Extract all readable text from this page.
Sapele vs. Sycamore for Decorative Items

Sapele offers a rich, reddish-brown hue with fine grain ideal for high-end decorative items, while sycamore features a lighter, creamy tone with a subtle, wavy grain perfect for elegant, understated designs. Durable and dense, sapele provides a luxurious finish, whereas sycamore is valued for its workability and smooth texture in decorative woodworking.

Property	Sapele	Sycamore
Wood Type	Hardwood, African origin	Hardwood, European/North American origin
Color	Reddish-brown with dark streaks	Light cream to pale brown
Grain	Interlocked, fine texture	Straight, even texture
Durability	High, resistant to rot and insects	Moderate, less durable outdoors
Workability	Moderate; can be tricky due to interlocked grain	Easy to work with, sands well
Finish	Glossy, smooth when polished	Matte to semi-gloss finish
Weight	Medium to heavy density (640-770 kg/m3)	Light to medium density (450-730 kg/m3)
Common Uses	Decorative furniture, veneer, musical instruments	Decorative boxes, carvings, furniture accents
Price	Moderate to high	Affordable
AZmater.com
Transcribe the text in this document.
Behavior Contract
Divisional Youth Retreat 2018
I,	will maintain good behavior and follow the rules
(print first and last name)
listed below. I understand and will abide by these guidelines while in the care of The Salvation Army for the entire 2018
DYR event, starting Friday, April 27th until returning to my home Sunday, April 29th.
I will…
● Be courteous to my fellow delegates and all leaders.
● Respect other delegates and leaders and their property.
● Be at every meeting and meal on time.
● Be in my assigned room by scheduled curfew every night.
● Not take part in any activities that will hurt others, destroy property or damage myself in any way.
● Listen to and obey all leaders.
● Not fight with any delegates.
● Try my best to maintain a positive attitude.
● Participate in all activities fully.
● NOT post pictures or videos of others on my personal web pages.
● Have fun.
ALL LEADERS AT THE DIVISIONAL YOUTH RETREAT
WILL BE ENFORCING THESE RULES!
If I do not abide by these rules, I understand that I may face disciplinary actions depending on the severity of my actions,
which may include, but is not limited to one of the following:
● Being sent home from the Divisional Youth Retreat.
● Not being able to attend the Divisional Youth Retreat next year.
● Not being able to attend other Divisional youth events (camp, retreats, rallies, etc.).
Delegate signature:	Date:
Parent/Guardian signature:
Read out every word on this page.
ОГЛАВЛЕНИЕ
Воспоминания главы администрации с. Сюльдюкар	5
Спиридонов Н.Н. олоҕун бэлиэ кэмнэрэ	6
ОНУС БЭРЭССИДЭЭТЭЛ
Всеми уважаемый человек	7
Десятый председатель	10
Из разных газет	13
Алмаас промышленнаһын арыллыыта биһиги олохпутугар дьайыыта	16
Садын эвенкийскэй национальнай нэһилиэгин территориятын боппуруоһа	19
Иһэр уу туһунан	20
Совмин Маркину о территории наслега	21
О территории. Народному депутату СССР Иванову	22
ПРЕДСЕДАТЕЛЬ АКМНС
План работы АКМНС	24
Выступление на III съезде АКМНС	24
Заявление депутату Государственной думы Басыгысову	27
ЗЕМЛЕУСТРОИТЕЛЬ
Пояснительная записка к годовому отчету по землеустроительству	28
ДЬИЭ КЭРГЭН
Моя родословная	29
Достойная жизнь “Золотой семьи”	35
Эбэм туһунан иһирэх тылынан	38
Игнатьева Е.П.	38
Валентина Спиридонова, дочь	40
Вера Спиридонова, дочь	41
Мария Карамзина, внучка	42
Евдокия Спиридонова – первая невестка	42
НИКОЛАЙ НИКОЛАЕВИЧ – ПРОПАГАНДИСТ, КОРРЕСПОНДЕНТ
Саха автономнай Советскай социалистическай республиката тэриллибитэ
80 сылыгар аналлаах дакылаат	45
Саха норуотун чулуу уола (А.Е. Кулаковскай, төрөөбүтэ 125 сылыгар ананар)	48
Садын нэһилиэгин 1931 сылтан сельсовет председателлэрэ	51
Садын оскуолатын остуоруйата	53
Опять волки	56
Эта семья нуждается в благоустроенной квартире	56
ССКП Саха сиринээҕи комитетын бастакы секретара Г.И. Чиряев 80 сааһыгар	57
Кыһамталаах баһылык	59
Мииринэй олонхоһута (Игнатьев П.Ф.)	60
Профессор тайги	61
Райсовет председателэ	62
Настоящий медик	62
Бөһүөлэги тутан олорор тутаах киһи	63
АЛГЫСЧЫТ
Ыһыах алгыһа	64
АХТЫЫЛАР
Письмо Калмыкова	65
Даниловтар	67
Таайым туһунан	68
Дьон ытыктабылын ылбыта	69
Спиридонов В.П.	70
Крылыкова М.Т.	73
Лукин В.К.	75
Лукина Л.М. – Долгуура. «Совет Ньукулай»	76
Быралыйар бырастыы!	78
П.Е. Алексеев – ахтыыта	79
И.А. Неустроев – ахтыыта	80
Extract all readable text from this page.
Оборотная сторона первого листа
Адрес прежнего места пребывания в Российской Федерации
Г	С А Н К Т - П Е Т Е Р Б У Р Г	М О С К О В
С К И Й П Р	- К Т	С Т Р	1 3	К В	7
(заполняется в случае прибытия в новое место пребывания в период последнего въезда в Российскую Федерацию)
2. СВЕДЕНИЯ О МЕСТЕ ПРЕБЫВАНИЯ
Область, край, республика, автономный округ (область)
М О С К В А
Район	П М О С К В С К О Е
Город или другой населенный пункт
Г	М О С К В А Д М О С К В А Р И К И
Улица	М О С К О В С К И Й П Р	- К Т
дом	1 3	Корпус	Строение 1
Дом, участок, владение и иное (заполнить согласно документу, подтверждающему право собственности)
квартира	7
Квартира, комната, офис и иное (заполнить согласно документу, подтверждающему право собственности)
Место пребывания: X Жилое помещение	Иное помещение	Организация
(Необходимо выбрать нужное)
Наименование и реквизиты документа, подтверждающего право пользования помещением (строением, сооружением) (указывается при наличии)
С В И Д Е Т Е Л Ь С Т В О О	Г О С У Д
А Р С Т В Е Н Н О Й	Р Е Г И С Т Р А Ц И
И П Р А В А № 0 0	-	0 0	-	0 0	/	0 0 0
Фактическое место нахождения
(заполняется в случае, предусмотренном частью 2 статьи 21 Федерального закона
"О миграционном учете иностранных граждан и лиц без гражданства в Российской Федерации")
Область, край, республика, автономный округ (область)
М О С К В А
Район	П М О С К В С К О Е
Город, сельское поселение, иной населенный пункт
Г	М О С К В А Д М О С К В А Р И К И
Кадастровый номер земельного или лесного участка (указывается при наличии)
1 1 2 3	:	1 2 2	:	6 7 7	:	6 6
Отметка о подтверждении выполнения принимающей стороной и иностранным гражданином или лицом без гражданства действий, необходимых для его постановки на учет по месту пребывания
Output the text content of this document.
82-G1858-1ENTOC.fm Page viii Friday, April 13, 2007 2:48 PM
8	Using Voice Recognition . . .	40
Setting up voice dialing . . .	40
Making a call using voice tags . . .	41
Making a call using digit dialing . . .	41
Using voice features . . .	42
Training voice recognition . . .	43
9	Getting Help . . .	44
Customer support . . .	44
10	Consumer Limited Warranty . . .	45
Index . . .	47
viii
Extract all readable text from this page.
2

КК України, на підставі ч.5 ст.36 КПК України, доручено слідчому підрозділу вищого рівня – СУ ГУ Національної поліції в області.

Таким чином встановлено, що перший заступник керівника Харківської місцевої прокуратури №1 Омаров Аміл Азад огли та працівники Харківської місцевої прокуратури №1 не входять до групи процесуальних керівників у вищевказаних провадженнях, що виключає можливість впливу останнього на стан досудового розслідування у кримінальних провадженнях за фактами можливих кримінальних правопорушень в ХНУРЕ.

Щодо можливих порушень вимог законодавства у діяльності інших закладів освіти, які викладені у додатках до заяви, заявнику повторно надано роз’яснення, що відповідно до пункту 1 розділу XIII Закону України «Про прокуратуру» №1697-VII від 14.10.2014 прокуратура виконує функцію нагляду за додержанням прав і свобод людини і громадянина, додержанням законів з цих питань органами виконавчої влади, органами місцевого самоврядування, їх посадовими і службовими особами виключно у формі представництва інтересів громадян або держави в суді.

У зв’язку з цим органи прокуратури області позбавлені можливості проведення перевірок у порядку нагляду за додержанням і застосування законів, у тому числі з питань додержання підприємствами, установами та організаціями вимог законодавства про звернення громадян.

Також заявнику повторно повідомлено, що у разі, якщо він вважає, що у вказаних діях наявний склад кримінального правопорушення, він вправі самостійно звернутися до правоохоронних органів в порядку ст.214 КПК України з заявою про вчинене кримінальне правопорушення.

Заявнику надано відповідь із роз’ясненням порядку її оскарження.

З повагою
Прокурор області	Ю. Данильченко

> _Required work_
Pick out, from the lines above, every one that contains the string "activities".

> _Response below_
● Not take part in any activities that will hurt others, destroy property or damage myself in any way.
● Participate in all activities fully.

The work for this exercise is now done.